--- Start ---

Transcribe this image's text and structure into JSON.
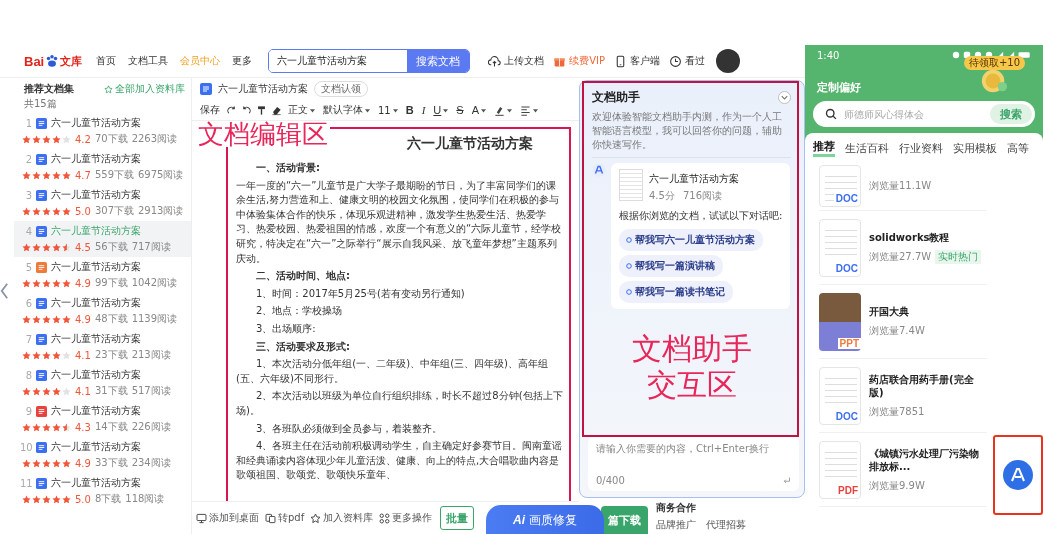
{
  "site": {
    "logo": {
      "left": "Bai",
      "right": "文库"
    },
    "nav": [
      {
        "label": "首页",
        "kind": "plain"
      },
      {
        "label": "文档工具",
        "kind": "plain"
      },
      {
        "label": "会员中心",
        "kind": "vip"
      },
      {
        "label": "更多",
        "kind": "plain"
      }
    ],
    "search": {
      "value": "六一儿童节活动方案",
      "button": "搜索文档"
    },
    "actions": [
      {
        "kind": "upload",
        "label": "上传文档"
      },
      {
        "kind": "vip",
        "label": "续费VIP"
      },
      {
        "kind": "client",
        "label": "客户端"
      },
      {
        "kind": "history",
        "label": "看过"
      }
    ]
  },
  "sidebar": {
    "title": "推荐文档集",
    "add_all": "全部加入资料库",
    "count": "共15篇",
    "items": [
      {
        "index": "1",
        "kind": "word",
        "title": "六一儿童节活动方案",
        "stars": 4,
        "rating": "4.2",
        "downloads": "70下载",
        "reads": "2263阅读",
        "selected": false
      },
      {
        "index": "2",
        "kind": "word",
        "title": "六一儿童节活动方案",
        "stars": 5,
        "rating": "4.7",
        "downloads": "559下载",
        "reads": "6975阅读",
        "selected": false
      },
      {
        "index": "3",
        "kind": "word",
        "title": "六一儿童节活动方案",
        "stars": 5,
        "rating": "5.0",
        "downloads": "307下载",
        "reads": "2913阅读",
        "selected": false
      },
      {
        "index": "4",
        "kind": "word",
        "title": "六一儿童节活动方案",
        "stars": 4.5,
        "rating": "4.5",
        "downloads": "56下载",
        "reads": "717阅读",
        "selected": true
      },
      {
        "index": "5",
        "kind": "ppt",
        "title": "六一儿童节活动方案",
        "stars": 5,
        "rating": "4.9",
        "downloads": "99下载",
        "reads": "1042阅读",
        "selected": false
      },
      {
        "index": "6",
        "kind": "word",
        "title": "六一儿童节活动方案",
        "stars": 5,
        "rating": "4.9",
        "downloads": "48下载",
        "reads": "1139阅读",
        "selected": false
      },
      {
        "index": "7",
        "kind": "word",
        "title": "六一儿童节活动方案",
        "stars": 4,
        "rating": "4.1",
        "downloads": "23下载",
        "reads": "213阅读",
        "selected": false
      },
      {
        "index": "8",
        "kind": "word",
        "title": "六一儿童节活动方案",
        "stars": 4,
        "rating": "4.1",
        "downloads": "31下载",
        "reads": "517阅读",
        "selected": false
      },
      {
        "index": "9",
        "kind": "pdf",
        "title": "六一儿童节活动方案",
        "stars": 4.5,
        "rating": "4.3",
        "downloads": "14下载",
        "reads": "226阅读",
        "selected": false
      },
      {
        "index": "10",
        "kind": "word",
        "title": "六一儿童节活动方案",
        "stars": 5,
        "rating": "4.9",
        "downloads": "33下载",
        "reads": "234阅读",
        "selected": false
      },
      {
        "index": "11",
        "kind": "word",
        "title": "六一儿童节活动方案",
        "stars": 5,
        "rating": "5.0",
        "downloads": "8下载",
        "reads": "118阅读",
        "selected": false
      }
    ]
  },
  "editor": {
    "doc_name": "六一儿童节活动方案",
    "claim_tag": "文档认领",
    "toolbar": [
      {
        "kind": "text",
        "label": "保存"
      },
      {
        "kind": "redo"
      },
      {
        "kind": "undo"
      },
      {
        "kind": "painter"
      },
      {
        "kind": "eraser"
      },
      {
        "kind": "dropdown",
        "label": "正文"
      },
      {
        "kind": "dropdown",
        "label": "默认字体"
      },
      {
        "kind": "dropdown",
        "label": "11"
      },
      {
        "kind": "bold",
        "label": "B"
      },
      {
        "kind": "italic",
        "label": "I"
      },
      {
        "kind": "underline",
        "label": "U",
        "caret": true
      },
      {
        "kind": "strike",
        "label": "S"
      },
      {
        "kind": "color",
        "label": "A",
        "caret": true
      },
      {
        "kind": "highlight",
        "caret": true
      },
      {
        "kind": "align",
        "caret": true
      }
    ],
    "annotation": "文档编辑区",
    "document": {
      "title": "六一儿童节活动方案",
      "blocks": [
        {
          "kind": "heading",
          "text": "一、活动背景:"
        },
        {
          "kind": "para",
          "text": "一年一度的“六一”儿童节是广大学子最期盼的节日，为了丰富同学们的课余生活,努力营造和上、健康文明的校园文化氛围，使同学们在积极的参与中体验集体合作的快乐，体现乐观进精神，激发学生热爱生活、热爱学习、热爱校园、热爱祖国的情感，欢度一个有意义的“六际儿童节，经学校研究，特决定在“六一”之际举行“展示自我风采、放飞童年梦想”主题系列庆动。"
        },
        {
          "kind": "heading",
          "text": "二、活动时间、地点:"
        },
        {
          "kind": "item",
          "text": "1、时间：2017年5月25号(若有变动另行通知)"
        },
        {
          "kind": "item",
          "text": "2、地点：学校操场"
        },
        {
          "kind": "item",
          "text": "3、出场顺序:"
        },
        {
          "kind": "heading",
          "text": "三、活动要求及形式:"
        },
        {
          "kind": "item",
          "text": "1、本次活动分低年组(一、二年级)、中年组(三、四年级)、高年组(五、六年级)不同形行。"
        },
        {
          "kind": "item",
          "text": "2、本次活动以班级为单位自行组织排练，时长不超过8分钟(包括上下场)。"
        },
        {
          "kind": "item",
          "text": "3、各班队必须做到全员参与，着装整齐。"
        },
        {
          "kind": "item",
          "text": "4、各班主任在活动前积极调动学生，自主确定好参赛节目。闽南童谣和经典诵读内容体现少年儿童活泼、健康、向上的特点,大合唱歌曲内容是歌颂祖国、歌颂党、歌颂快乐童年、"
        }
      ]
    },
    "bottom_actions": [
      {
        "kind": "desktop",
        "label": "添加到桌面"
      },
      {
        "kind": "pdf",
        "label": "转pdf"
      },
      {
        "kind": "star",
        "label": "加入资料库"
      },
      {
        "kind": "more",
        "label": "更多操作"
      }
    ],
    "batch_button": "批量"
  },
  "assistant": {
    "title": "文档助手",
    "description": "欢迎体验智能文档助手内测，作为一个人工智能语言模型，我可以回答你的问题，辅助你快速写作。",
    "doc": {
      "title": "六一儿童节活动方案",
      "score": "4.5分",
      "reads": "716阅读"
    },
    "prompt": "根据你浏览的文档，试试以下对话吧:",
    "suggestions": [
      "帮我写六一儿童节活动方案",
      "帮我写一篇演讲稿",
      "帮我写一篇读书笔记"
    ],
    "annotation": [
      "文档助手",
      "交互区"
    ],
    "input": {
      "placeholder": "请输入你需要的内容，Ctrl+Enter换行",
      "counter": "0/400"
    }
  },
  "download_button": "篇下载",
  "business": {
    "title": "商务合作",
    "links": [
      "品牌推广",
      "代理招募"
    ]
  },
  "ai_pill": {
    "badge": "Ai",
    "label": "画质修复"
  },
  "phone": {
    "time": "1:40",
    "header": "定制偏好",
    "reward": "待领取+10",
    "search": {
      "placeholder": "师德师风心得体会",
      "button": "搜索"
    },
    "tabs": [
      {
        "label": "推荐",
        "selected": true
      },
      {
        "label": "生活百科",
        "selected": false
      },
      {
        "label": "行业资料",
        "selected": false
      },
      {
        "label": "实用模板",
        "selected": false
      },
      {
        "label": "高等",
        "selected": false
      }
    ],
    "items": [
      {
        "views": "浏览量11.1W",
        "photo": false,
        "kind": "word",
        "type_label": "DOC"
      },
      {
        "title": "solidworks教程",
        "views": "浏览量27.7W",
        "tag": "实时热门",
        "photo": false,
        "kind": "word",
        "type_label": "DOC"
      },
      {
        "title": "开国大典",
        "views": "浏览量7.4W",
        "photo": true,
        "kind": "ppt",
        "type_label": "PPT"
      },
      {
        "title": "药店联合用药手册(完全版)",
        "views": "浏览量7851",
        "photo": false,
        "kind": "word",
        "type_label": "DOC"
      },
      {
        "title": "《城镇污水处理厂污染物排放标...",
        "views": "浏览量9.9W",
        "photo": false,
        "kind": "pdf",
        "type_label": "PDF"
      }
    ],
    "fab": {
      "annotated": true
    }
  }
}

--- End ---

Set task =>
Keep only the lines that hold the string "reads", and copy them out.

Complete output =>
        "reads": "2263阅读",
        "reads": "6975阅读",
        "reads": "2913阅读",
        "reads": "717阅读",
        "reads": "1042阅读",
        "reads": "1139阅读",
        "reads": "213阅读",
        "reads": "517阅读",
        "reads": "226阅读",
        "reads": "234阅读",
        "reads": "118阅读",
      "reads": "716阅读"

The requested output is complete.